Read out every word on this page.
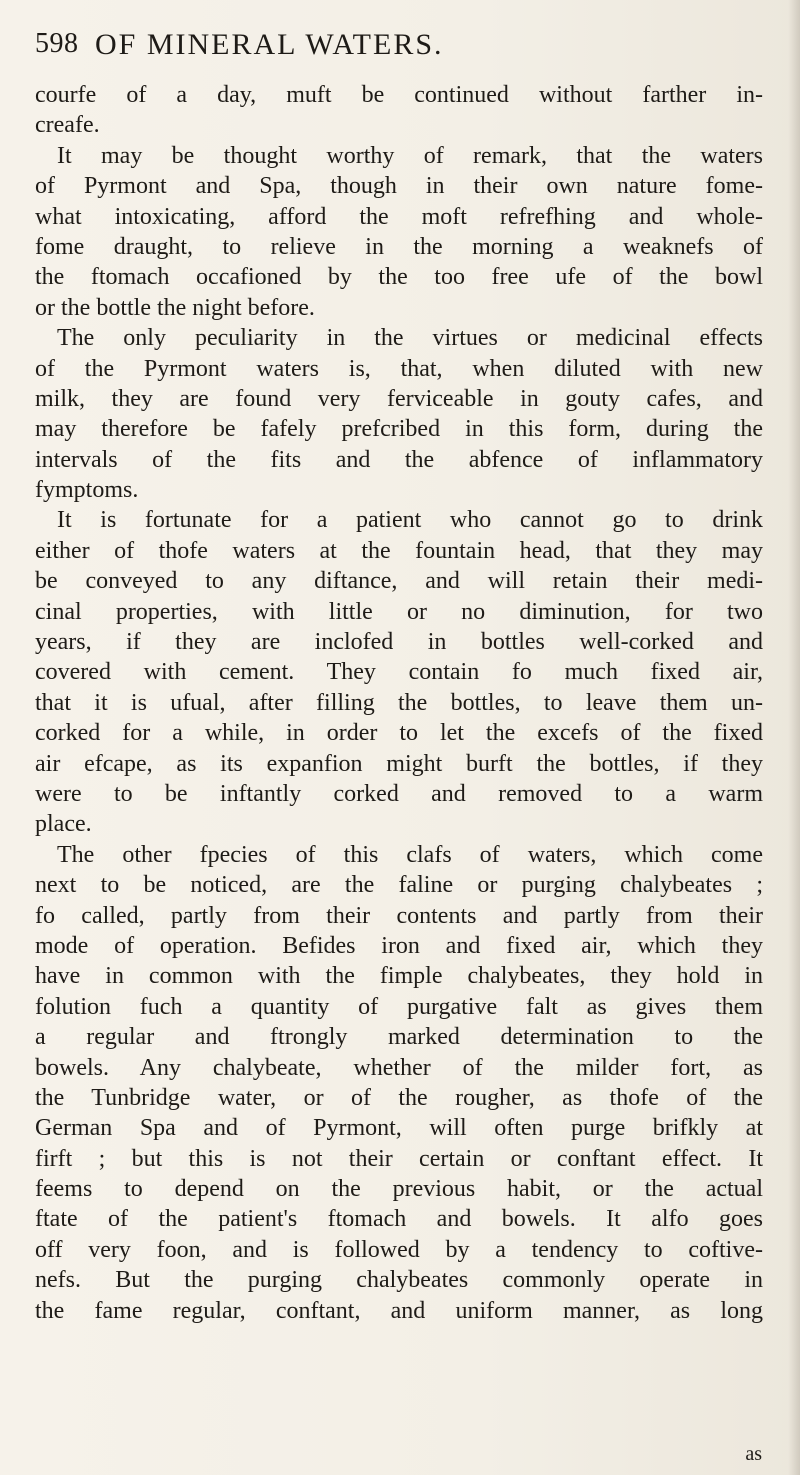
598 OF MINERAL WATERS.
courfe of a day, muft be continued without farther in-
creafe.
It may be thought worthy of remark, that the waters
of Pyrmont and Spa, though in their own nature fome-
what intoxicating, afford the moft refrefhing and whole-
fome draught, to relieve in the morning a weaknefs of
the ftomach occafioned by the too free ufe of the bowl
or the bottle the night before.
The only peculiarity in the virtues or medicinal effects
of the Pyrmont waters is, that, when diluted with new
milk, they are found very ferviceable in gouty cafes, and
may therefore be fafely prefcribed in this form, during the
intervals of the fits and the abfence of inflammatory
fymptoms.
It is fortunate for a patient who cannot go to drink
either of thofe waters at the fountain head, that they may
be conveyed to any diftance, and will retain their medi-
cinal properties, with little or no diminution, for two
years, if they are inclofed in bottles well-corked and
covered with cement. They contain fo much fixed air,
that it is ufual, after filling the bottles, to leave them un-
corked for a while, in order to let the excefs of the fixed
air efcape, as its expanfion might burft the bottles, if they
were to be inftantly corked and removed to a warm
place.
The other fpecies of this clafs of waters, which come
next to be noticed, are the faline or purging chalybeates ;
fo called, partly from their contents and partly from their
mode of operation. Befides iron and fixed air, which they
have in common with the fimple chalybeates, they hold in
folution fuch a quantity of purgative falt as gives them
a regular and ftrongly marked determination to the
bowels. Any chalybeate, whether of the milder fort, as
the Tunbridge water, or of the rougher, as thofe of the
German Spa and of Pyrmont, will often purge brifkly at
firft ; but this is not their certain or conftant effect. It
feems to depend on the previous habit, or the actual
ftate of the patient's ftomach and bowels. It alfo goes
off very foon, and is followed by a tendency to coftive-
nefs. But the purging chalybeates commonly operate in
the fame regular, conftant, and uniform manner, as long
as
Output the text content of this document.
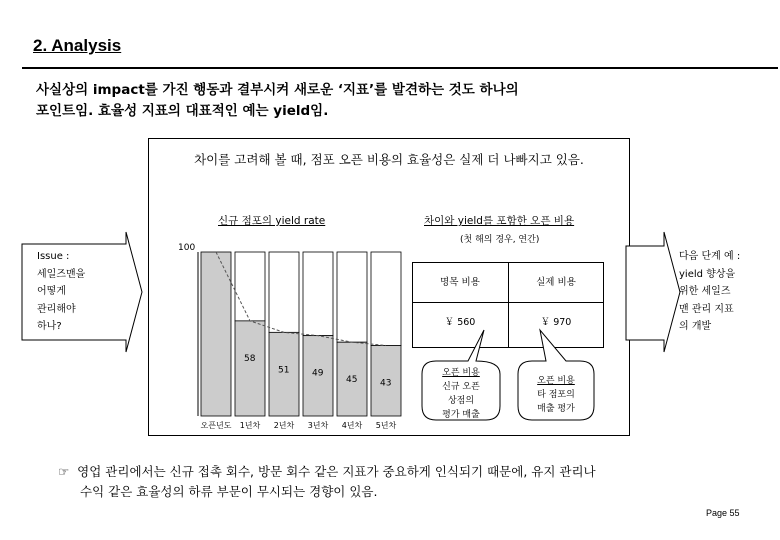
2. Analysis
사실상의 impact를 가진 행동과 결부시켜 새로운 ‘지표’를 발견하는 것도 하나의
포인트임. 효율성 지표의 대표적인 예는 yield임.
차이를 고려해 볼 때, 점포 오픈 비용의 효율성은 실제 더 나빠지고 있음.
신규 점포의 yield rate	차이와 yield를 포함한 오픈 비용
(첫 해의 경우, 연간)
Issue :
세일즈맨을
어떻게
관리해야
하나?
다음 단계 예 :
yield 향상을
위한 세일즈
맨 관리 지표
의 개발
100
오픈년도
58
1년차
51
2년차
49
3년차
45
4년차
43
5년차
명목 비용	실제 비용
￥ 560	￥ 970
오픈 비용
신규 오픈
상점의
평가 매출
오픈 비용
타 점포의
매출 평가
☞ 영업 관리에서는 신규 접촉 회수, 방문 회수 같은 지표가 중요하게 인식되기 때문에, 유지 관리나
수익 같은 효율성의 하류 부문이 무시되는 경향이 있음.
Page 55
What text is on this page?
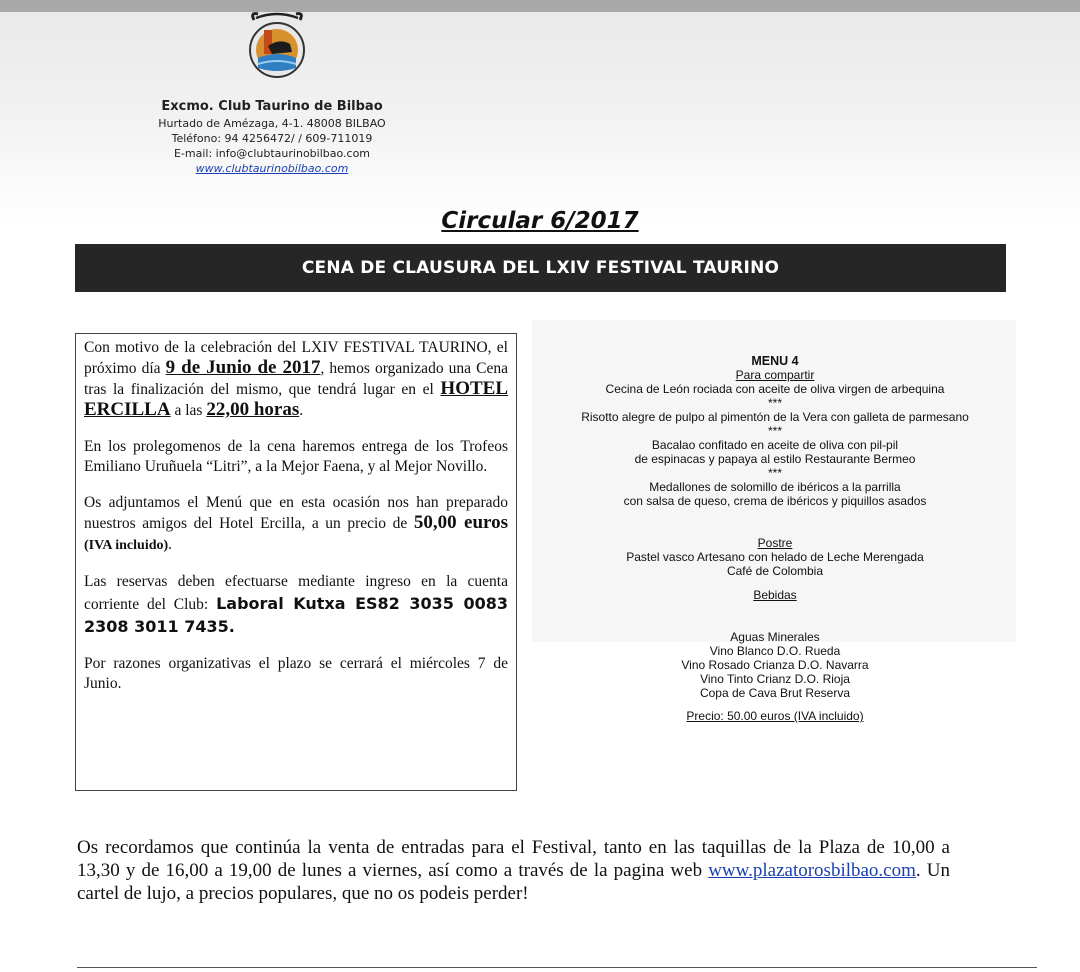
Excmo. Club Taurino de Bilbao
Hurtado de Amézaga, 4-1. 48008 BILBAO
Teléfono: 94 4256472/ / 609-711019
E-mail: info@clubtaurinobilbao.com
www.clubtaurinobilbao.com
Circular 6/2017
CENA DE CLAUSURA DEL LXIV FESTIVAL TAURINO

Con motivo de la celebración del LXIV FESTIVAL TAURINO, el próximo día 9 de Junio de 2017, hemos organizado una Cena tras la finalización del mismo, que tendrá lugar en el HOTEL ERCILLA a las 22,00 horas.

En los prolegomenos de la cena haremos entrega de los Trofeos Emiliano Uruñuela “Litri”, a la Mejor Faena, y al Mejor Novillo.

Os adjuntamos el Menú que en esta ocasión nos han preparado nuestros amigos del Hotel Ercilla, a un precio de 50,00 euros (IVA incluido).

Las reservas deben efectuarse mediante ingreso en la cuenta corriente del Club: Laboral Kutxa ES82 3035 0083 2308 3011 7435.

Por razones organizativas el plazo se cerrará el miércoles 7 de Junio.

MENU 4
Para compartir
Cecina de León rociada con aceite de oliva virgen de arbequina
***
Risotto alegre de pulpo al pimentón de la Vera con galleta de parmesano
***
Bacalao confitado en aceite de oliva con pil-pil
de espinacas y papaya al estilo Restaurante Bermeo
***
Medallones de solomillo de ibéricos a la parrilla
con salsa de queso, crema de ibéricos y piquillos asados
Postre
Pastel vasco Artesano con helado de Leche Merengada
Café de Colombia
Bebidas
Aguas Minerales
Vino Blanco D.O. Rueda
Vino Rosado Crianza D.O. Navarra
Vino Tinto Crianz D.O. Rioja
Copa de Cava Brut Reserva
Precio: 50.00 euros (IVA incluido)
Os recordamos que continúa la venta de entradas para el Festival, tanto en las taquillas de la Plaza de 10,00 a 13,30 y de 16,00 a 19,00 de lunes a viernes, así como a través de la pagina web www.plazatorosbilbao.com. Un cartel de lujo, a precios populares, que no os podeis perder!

_OBJECTIVE_.
Gather every line from the listing above in which "incluido" appears, and copy those lines.

_THE RESPONSE_.
Os adjuntamos el Menú que en esta ocasión nos han preparado nuestros amigos del Hotel Ercilla, a un precio de 50,00 euros (IVA incluido).
Precio: 50.00 euros (IVA incluido)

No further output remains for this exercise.